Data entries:
· · · · · · ·

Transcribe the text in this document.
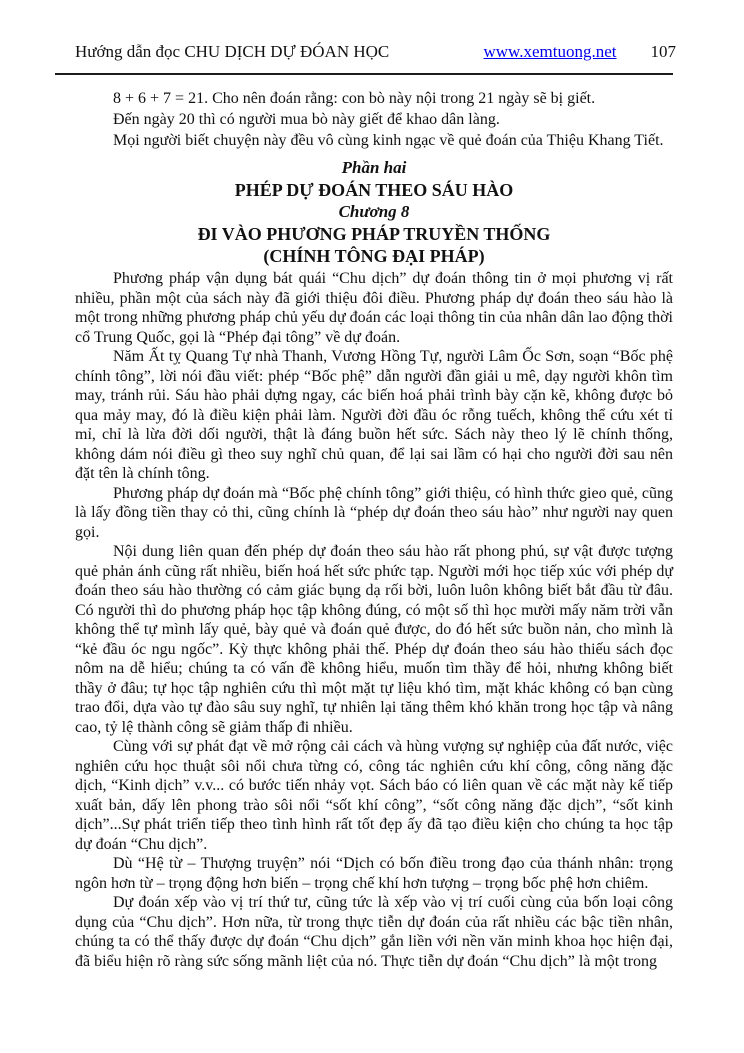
Hướng dẫn đọc CHU DỊCH DỰ ĐÓAN HỌC	www.xemtuong.net 107

8 + 6 + 7 = 21. Cho nên đoán rằng: con bò này nội trong 21 ngày sẽ bị giết.

Đến ngày 20 thì có người mua bò này giết để khao dân làng.

Mọi người biết chuyện này đều vô cùng kinh ngạc về quẻ đoán của Thiệu Khang Tiết.

Phần hai
PHÉP DỰ ĐOÁN THEO SÁU HÀO
Chương 8
ĐI VÀO PHƯƠNG PHÁP TRUYỀN THỐNG
(CHÍNH TÔNG ĐẠI PHÁP)

Phương pháp vận dụng bát quái “Chu dịch” dự đoán thông tin ở mọi phương vị rất nhiều, phần một của sách này đã giới thiệu đôi điều. Phương pháp dự đoán theo sáu hào là một trong những phương pháp chủ yếu dự đoán các loại thông tin của nhân dân lao động thời cổ Trung Quốc, gọi là “Phép đại tông” về dự đoán.

Năm Ất tỵ Quang Tự nhà Thanh, Vương Hồng Tự, người Lâm Ốc Sơn, soạn “Bốc phệ chính tông”, lời nói đầu viết: phép “Bốc phệ” dẫn người đần giải u mê, dạy người khôn tìm may, tránh rủi. Sáu hào phải dựng ngay, các biến hoá phải trình bày cặn kẽ, không được bỏ qua mảy may, đó là điều kiện phải làm. Người đời đầu óc rỗng tuếch, không thể cứu xét tỉ mỉ, chỉ là lừa đời dối người, thật là đáng buồn hết sức. Sách này theo lý lẽ chính thống, không dám nói điều gì theo suy nghĩ chủ quan, để lại sai lầm có hại cho người đời sau nên đặt tên là chính tông.

Phương pháp dự đoán mà “Bốc phệ chính tông” giới thiệu, có hình thức gieo quẻ, cũng là lấy đồng tiền thay cỏ thi, cũng chính là “phép dự đoán theo sáu hào” như người nay quen gọi.

Nội dung liên quan đến phép dự đoán theo sáu hào rất phong phú, sự vật được tượng quẻ phản ánh cũng rất nhiều, biến hoá hết sức phức tạp. Người mới học tiếp xúc với phép dự đoán theo sáu hào thường có cảm giác bụng dạ rối bời, luôn luôn không biết bắt đầu từ đâu. Có người thì do phương pháp học tập không đúng, có một số thì học mười mấy năm trời vẫn không thể tự mình lấy quẻ, bày quẻ và đoán quẻ được, do đó hết sức buồn nản, cho mình là “kẻ đầu óc ngu ngốc”. Kỳ thực không phải thế. Phép dự đoán theo sáu hào thiếu sách đọc nôm na dễ hiểu; chúng ta có vấn đề không hiểu, muốn tìm thầy để hỏi, nhưng không biết thầy ở đâu; tự học tập nghiên cứu thì một mặt tự liệu khó tìm, mặt khác không có bạn cùng trao đổi, dựa vào tự đào sâu suy nghĩ, tự nhiên lại tăng thêm khó khăn trong học tập và nâng cao, tỷ lệ thành công sẽ giảm thấp đi nhiều.

Cùng với sự phát đạt về mở rộng cải cách và hùng vượng sự nghiệp của đất nước, việc nghiên cứu học thuật sôi nổi chưa từng có, công tác nghiên cứu khí công, công năng đặc dịch, “Kinh dịch” v.v... có bước tiến nhảy vọt. Sách báo có liên quan về các mặt này kế tiếp xuất bản, dấy lên phong trào sôi nổi “sốt khí công”, “sốt công năng đặc dịch”, “sốt kinh dịch”...Sự phát triển tiếp theo tình hình rất tốt đẹp ấy đã tạo điều kiện cho chúng ta học tập dự đoán “Chu dịch”.

Dù “Hệ từ – Thượng truyện” nói “Dịch có bốn điều trong đạo của thánh nhân: trọng ngôn hơn từ – trọng động hơn biến – trọng chế khí hơn tượng – trọng bốc phệ hơn chiêm.

Dự đoán xếp vào vị trí thứ tư, cũng tức là xếp vào vị trí cuối cùng của bốn loại công dụng của “Chu dịch”. Hơn nữa, từ trong thực tiễn dự đoán của rất nhiều các bậc tiền nhân, chúng ta có thể thấy được dự đoán “Chu dịch” gắn liền với nền văn minh khoa học hiện đại, đã biểu hiện rõ ràng sức sống mãnh liệt của nó. Thực tiễn dự đoán “Chu dịch” là một trong
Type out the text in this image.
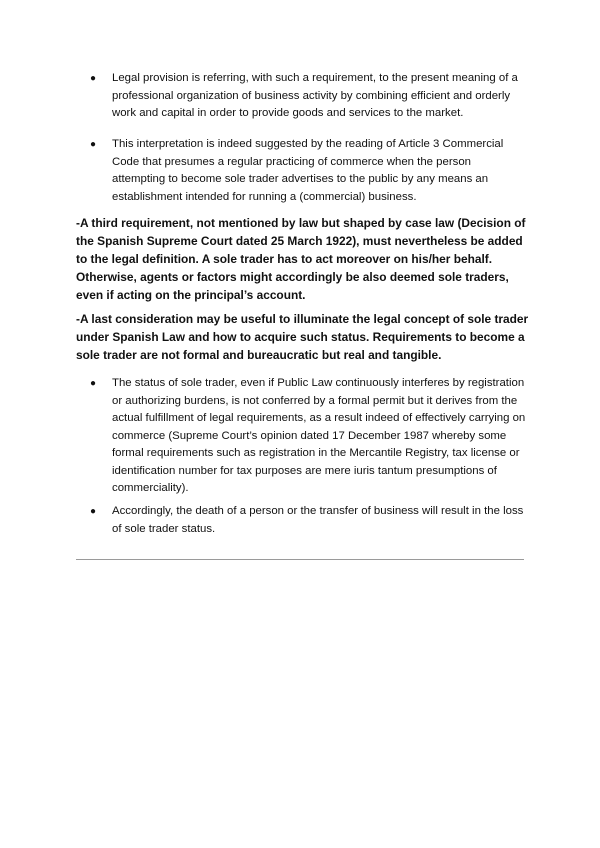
●	Legal provision is referring, with such a requirement, to the present meaning of a professional organization of business activity by combining efficient and orderly work and capital in order to provide goods and services to the market.
●	This interpretation is indeed suggested by the reading of Article 3 Commercial Code that presumes a regular practicing of commerce when the person attempting to become sole trader advertises to the public by any means an establishment intended for running a (commercial) business.

-A third requirement, not mentioned by law but shaped by case law (Decision of the Spanish Supreme Court dated 25 March 1922), must nevertheless be added to the legal definition. A sole trader has to act moreover on his/her behalf. Otherwise, agents or factors might accordingly be also deemed sole traders, even if acting on the principal’s account.

-A last consideration may be useful to illuminate the legal concept of sole trader under Spanish Law and how to acquire such status. Requirements to become a sole trader are not formal and bureaucratic but real and tangible.

●	The status of sole trader, even if Public Law continuously interferes by registration or authorizing burdens, is not conferred by a formal permit but it derives from the actual fulfillment of legal requirements, as a result indeed of effectively carrying on commerce (Supreme Court’s opinion dated 17 December 1987 whereby some formal requirements such as registration in the Mercantile Registry, tax license or identification number for tax purposes are mere iuris tantum presumptions of commerciality).
●	Accordingly, the death of a person or the transfer of business will result in the loss of sole trader status.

· · · · · · ·

To be done: Each line from the one that contains "Type out the text in this image." to the end of the listing must be quoted exactly; no other line and no picture belongs in the copy.

Answer to this exercise:
Type out the text in this image.
●	Legal provision is referring, with such a requirement, to the present meaning of a professional organization of business activity by combining efficient and orderly work and capital in order to provide goods and services to the market.
●	This interpretation is indeed suggested by the reading of Article 3 Commercial Code that presumes a regular practicing of commerce when the person attempting to become sole trader advertises to the public by any means an establishment intended for running a (commercial) business.

-A third requirement, not mentioned by law but shaped by case law (Decision of the Spanish Supreme Court dated 25 March 1922), must nevertheless be added to the legal definition. A sole trader has to act moreover on his/her behalf. Otherwise, agents or factors might accordingly be also deemed sole traders, even if acting on the principal’s account.

-A last consideration may be useful to illuminate the legal concept of sole trader under Spanish Law and how to acquire such status. Requirements to become a sole trader are not formal and bureaucratic but real and tangible.

●	The status of sole trader, even if Public Law continuously interferes by registration or authorizing burdens, is not conferred by a formal permit but it derives from the actual fulfillment of legal requirements, as a result indeed of effectively carrying on commerce (Supreme Court’s opinion dated 17 December 1987 whereby some formal requirements such as registration in the Mercantile Registry, tax license or identification number for tax purposes are mere iuris tantum presumptions of commerciality).
●	Accordingly, the death of a person or the transfer of business will result in the loss of sole trader status.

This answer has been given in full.